Dataset:
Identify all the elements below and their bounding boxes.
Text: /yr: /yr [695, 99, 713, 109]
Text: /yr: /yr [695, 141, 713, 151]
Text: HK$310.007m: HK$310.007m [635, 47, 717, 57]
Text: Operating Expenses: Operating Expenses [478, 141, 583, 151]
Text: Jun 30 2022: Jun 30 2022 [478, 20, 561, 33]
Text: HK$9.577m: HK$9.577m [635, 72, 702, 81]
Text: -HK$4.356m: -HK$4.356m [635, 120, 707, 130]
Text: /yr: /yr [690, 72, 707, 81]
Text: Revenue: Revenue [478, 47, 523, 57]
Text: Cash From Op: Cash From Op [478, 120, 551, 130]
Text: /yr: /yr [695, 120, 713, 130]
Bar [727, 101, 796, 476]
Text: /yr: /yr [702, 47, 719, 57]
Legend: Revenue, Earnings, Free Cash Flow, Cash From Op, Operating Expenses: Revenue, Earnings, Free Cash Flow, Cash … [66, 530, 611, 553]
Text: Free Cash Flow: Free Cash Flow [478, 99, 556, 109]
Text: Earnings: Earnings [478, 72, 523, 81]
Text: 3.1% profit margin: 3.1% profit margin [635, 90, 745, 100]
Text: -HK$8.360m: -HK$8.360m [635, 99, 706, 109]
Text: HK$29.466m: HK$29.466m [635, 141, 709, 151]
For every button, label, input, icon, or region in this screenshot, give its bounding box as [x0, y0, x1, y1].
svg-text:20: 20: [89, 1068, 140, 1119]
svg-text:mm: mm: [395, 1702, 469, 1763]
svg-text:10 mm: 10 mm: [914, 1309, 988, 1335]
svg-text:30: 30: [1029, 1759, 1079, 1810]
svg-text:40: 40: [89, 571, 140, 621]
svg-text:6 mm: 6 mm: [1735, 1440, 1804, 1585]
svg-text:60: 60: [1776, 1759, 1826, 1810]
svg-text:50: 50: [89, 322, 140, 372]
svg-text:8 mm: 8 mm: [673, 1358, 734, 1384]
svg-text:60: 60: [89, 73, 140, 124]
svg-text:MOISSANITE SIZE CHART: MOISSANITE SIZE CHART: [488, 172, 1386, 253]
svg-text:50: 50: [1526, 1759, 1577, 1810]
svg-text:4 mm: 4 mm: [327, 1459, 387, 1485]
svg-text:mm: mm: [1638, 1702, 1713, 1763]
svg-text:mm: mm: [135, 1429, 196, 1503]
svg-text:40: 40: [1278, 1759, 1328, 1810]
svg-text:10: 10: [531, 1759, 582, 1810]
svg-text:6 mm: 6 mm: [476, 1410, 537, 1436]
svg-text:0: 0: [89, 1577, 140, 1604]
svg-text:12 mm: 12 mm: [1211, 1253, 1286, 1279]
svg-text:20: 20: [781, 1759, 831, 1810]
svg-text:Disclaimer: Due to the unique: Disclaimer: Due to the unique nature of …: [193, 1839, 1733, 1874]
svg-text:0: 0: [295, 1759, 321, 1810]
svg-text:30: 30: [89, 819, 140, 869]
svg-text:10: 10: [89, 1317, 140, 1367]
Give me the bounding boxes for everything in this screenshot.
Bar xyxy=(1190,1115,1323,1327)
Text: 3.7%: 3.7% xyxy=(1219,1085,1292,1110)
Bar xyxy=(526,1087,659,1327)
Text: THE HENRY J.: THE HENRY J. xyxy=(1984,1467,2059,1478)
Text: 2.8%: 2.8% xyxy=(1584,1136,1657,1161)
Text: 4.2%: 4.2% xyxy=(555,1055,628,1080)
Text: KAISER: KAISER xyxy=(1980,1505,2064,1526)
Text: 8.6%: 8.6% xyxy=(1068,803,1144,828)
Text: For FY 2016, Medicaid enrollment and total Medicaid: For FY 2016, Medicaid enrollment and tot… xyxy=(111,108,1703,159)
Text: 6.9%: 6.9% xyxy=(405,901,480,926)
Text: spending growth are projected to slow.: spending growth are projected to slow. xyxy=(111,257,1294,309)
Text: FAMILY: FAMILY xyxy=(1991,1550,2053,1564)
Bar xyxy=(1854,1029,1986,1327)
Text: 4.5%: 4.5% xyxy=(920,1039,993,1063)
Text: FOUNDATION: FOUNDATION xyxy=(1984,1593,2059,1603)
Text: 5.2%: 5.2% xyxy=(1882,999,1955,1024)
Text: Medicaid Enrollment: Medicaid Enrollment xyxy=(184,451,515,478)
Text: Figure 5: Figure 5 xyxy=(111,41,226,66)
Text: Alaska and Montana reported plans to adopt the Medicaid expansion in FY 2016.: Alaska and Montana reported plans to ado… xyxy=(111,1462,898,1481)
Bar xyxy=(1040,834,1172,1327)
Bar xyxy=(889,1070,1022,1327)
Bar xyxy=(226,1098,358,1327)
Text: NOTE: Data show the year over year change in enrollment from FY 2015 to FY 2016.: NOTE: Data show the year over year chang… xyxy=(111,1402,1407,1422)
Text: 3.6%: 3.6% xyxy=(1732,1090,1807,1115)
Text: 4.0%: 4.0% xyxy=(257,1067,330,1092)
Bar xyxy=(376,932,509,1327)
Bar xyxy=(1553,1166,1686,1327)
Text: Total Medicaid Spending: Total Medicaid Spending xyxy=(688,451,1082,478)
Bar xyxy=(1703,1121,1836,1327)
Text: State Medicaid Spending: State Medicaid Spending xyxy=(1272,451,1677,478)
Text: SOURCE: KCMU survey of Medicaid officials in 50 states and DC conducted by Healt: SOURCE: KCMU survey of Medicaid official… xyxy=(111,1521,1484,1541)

What the task asks: Write out the lines above exactly, starting at the very first line and ending at the line that contains "Text: -HK$4.356m: -HK$4.356m".

Final result:
Identify all the elements below and their bounding boxes.
Text: /yr: /yr [695, 99, 713, 109]
Text: /yr: /yr [695, 141, 713, 151]
Text: HK$310.007m: HK$310.007m [635, 47, 717, 57]
Text: Operating Expenses: Operating Expenses [478, 141, 583, 151]
Text: Jun 30 2022: Jun 30 2022 [478, 20, 561, 33]
Text: HK$9.577m: HK$9.577m [635, 72, 702, 81]
Text: -HK$4.356m: -HK$4.356m [635, 120, 707, 130]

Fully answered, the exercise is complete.